§ **Given problem**: Scan the data beneath this task and copy each line that includes "Please".

§ **Source records**:
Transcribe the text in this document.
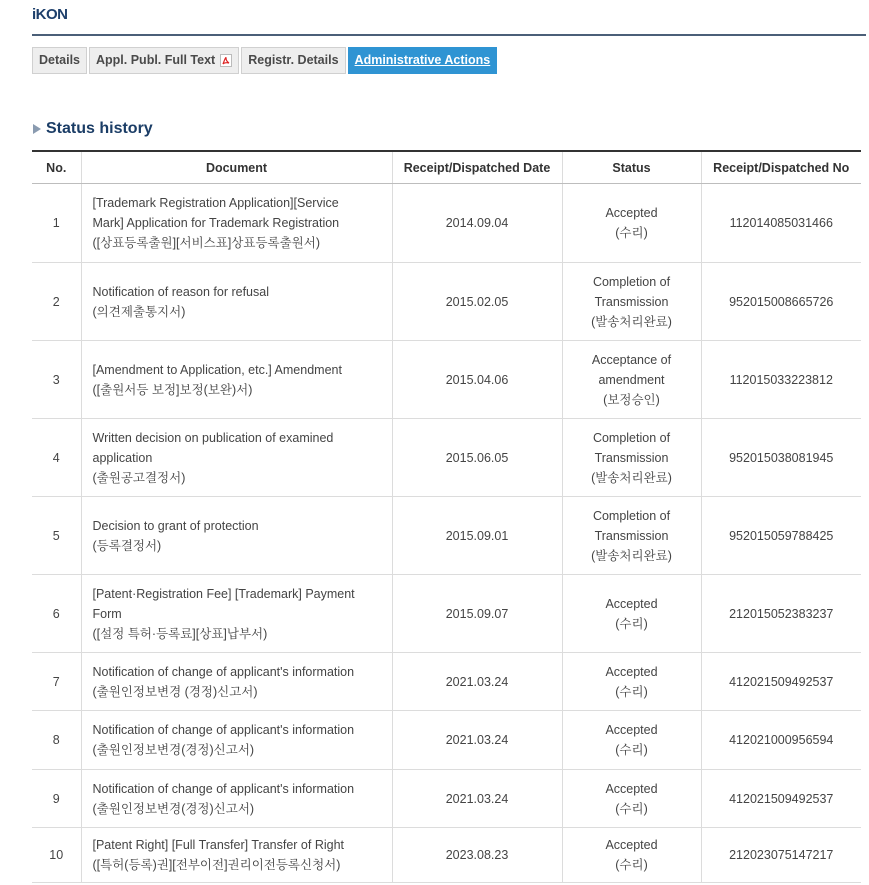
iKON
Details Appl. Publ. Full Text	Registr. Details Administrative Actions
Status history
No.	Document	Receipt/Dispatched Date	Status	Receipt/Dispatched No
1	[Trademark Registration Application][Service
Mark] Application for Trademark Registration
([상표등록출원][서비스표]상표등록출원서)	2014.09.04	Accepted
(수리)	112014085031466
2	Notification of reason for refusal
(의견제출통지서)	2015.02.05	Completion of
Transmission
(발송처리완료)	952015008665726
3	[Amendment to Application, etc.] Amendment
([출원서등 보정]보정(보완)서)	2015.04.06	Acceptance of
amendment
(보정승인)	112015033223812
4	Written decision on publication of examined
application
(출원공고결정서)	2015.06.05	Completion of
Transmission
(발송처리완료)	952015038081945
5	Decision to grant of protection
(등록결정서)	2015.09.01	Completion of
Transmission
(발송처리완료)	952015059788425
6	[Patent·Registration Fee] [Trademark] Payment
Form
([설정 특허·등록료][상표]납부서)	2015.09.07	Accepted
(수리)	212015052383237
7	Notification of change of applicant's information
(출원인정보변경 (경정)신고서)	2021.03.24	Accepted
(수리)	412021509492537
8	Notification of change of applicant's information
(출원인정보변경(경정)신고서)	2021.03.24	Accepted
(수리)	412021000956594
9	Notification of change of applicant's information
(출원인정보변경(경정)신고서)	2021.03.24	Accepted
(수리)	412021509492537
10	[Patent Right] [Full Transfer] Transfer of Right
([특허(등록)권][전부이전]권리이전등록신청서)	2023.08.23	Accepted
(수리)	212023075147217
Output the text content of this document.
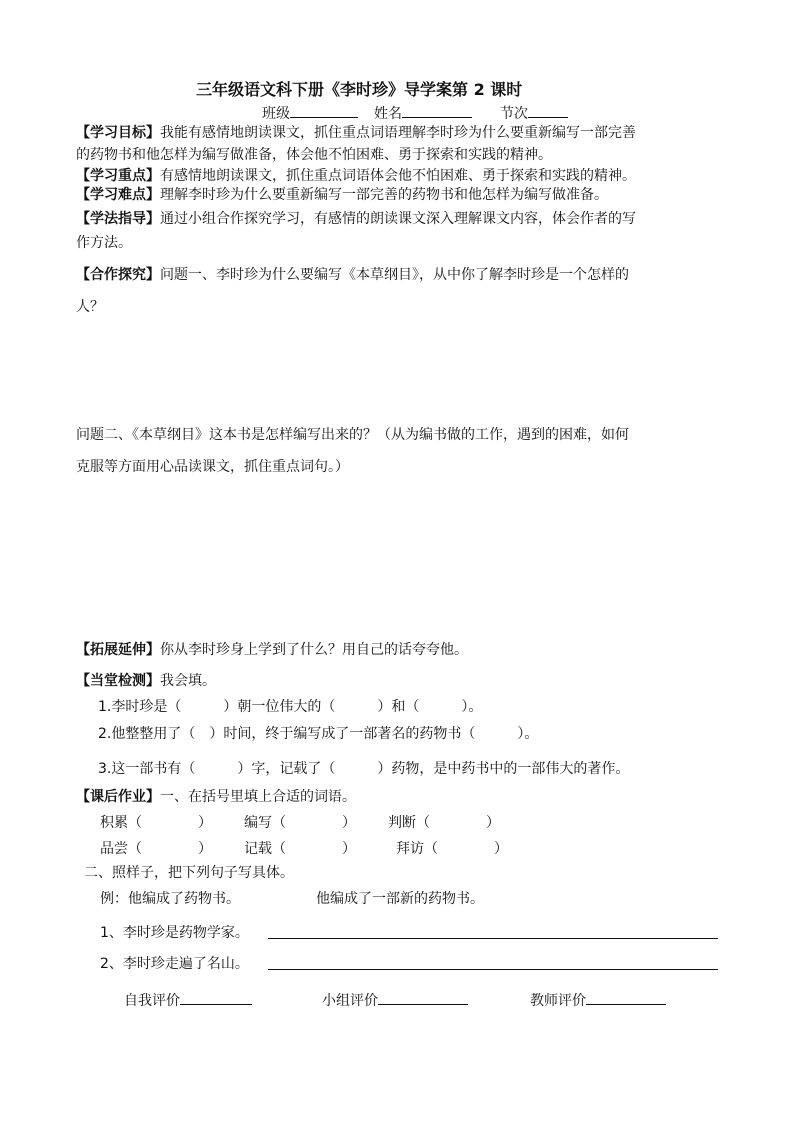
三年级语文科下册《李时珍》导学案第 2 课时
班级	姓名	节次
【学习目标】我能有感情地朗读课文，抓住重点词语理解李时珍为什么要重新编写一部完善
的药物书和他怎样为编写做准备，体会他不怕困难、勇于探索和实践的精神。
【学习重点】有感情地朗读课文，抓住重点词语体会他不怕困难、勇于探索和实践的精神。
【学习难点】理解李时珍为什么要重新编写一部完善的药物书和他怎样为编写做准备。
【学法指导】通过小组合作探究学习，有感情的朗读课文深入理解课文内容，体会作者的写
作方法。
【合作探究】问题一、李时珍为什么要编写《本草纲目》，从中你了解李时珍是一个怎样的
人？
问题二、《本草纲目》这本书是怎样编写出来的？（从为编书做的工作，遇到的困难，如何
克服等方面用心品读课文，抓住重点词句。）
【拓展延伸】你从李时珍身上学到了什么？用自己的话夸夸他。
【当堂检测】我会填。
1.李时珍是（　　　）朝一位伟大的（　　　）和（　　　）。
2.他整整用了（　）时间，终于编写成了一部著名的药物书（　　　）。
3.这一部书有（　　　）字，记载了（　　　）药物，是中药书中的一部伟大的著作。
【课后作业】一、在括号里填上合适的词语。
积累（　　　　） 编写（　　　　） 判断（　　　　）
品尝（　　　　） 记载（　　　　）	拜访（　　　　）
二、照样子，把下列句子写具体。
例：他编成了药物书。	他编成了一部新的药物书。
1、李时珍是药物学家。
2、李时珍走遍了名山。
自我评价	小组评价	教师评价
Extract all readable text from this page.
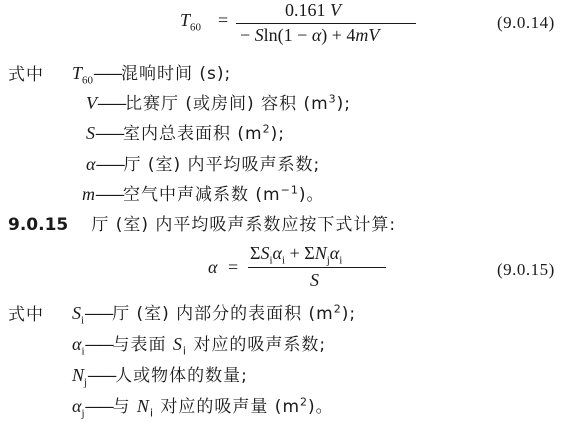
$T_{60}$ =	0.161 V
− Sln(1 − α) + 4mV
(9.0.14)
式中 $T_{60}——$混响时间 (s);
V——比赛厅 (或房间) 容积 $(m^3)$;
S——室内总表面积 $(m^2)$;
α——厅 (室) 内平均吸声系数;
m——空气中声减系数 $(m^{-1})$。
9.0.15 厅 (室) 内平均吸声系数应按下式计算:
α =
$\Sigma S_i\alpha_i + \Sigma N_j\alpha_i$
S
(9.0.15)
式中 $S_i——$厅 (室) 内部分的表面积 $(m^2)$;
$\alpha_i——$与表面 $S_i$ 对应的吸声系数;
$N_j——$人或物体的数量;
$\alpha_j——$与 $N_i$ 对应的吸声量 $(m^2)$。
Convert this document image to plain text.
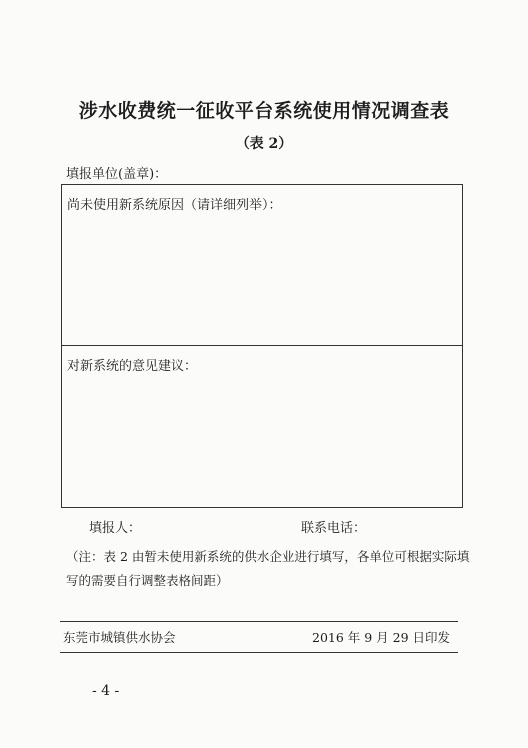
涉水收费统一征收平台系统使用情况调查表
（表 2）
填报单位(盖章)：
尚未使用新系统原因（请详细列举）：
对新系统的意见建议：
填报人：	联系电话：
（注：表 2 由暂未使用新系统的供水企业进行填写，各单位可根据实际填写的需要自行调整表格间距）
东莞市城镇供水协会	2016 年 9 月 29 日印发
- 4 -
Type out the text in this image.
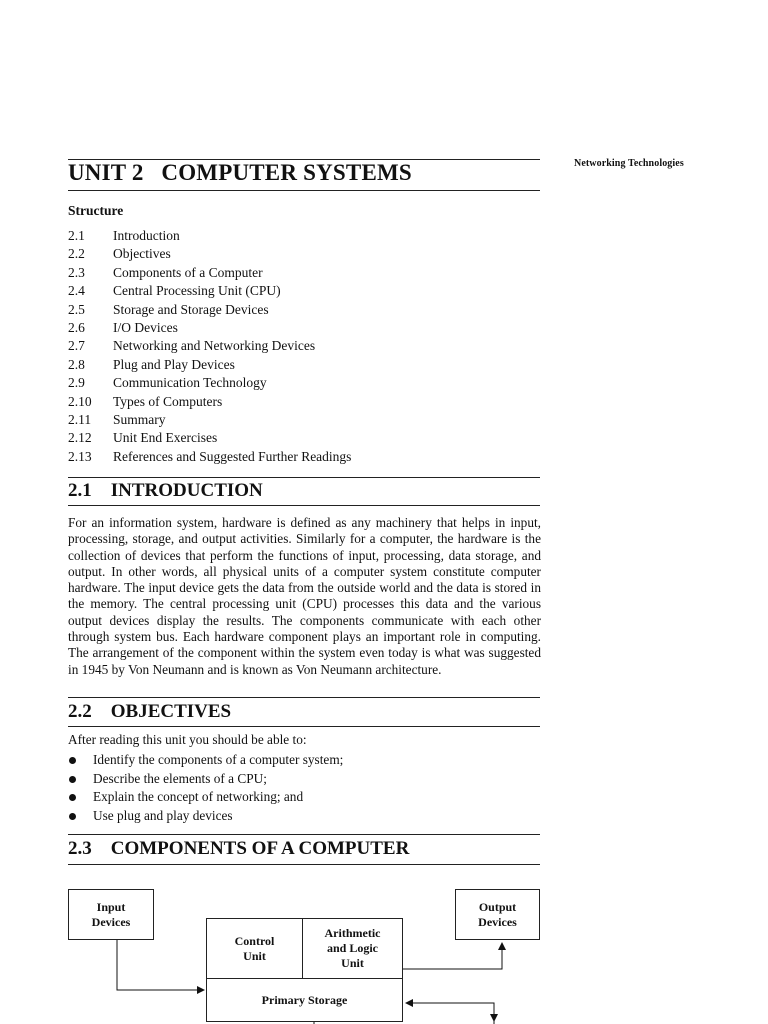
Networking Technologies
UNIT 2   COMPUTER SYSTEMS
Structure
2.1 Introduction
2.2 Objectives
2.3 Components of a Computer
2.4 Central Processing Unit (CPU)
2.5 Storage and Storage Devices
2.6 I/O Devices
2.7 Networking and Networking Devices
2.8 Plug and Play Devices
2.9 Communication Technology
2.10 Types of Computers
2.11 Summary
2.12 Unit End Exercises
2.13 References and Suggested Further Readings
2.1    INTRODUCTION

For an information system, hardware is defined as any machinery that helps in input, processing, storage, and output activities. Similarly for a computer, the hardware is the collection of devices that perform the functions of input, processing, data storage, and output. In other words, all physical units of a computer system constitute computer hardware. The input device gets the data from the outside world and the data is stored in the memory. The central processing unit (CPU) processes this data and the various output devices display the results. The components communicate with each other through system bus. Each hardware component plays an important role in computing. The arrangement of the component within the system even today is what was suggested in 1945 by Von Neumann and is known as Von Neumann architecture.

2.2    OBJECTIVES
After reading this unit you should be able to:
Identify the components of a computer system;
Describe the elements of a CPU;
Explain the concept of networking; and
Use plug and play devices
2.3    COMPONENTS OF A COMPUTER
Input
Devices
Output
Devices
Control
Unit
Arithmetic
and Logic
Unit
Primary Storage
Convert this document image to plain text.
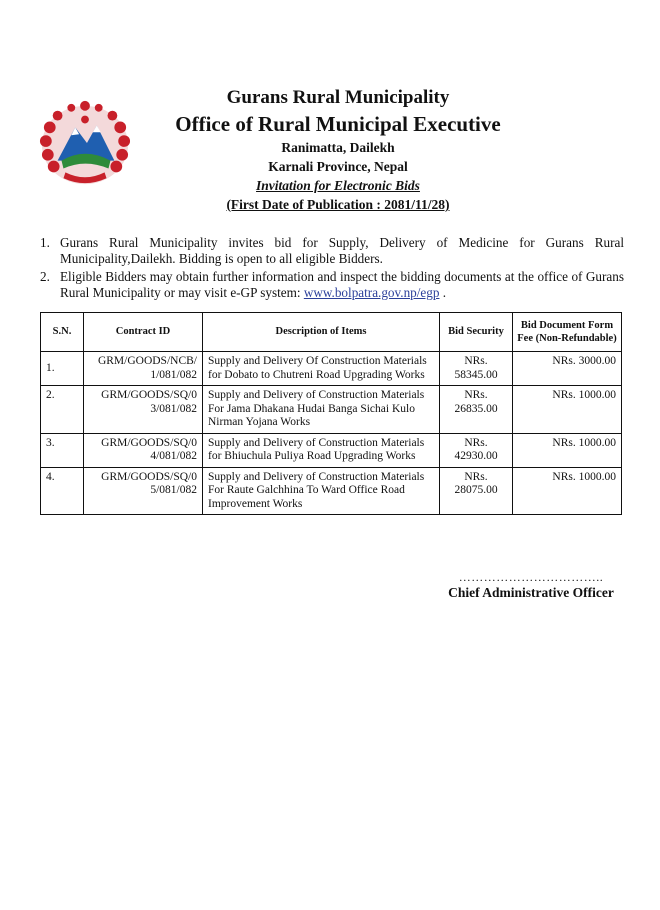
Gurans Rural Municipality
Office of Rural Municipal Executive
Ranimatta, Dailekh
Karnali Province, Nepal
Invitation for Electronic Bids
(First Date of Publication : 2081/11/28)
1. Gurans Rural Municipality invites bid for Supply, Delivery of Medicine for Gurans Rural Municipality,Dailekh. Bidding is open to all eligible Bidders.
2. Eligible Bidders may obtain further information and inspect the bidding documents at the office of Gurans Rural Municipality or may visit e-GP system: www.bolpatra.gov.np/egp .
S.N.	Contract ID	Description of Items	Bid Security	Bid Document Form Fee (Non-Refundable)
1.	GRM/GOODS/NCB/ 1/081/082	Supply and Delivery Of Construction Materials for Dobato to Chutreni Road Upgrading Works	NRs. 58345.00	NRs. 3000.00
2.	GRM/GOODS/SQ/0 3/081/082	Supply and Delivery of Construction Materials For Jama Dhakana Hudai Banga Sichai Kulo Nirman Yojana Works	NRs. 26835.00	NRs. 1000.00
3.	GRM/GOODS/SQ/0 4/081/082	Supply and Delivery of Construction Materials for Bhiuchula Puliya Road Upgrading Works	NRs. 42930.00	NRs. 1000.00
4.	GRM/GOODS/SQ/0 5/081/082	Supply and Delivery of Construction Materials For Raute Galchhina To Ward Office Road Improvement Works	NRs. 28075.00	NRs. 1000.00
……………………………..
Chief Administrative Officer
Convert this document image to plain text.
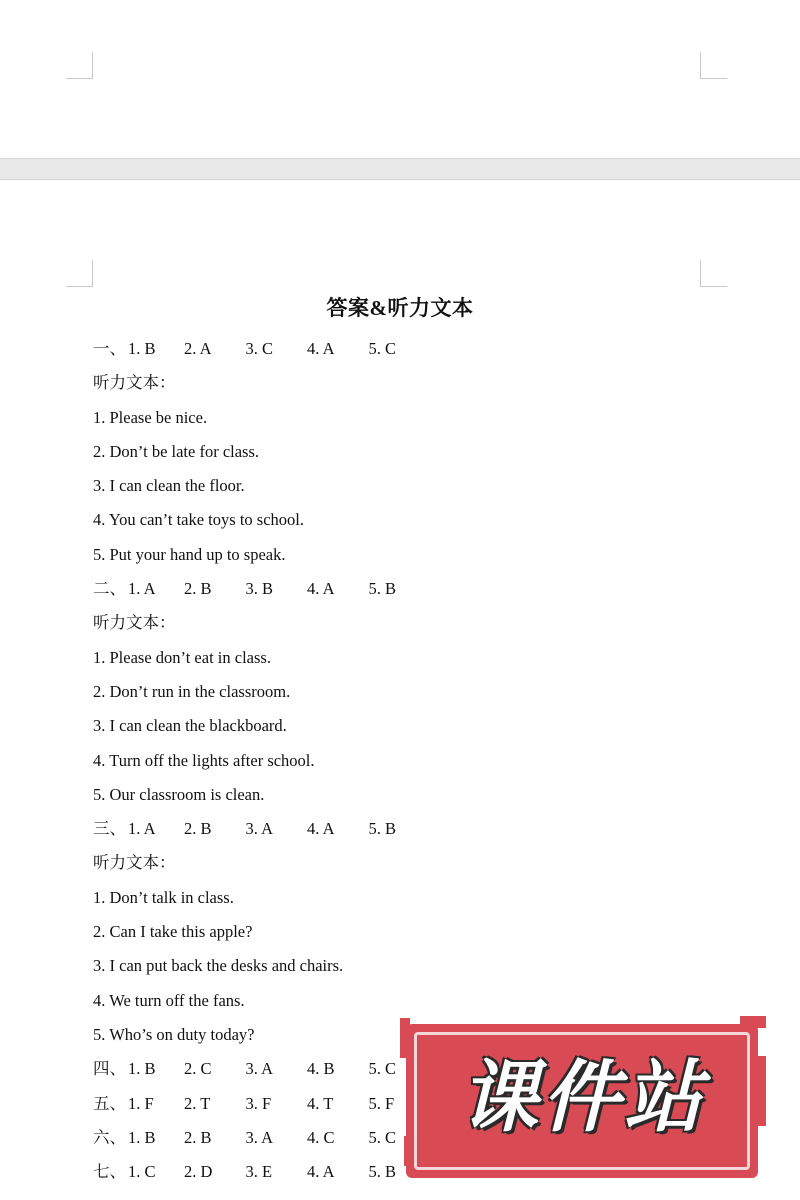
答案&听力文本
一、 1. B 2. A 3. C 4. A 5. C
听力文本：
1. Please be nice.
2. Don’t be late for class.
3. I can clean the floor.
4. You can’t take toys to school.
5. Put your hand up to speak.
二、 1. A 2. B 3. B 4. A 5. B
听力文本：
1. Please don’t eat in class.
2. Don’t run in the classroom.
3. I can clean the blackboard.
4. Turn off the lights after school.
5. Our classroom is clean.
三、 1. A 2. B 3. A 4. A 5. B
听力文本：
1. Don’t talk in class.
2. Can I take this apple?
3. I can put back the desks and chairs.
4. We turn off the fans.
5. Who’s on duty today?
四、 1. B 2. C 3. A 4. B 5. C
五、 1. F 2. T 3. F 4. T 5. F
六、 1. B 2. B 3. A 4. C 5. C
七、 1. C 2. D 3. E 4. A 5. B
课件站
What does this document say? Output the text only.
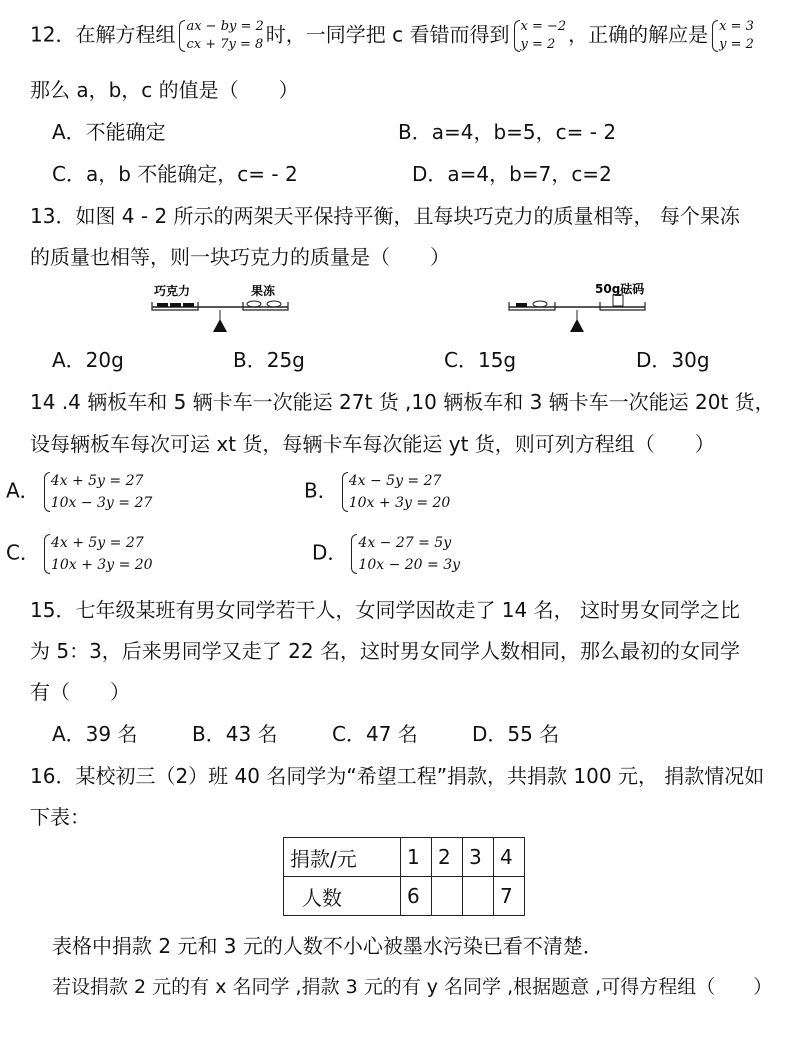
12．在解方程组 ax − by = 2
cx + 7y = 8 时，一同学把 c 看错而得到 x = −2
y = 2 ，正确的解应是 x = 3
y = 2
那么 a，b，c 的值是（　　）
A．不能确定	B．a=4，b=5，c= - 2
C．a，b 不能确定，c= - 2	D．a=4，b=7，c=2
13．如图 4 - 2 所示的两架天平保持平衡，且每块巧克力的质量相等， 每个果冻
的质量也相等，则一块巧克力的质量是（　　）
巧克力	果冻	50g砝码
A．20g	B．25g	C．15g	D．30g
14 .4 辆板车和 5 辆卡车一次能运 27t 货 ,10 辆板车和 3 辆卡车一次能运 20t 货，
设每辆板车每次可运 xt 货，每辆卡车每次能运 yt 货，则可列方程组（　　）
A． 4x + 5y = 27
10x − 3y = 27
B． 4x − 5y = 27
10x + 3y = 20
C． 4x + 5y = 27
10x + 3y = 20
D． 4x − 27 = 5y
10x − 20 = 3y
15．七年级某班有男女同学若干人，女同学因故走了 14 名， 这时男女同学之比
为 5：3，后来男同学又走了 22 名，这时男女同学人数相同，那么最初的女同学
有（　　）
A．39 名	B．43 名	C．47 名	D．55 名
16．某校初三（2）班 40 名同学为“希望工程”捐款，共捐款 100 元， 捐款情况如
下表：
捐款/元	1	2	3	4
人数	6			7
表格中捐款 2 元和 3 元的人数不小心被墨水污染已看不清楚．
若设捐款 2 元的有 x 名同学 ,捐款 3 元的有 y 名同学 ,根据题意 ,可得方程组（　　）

§ **Solution for this task**:
1. Please be nice.
1. Please don’t eat in class.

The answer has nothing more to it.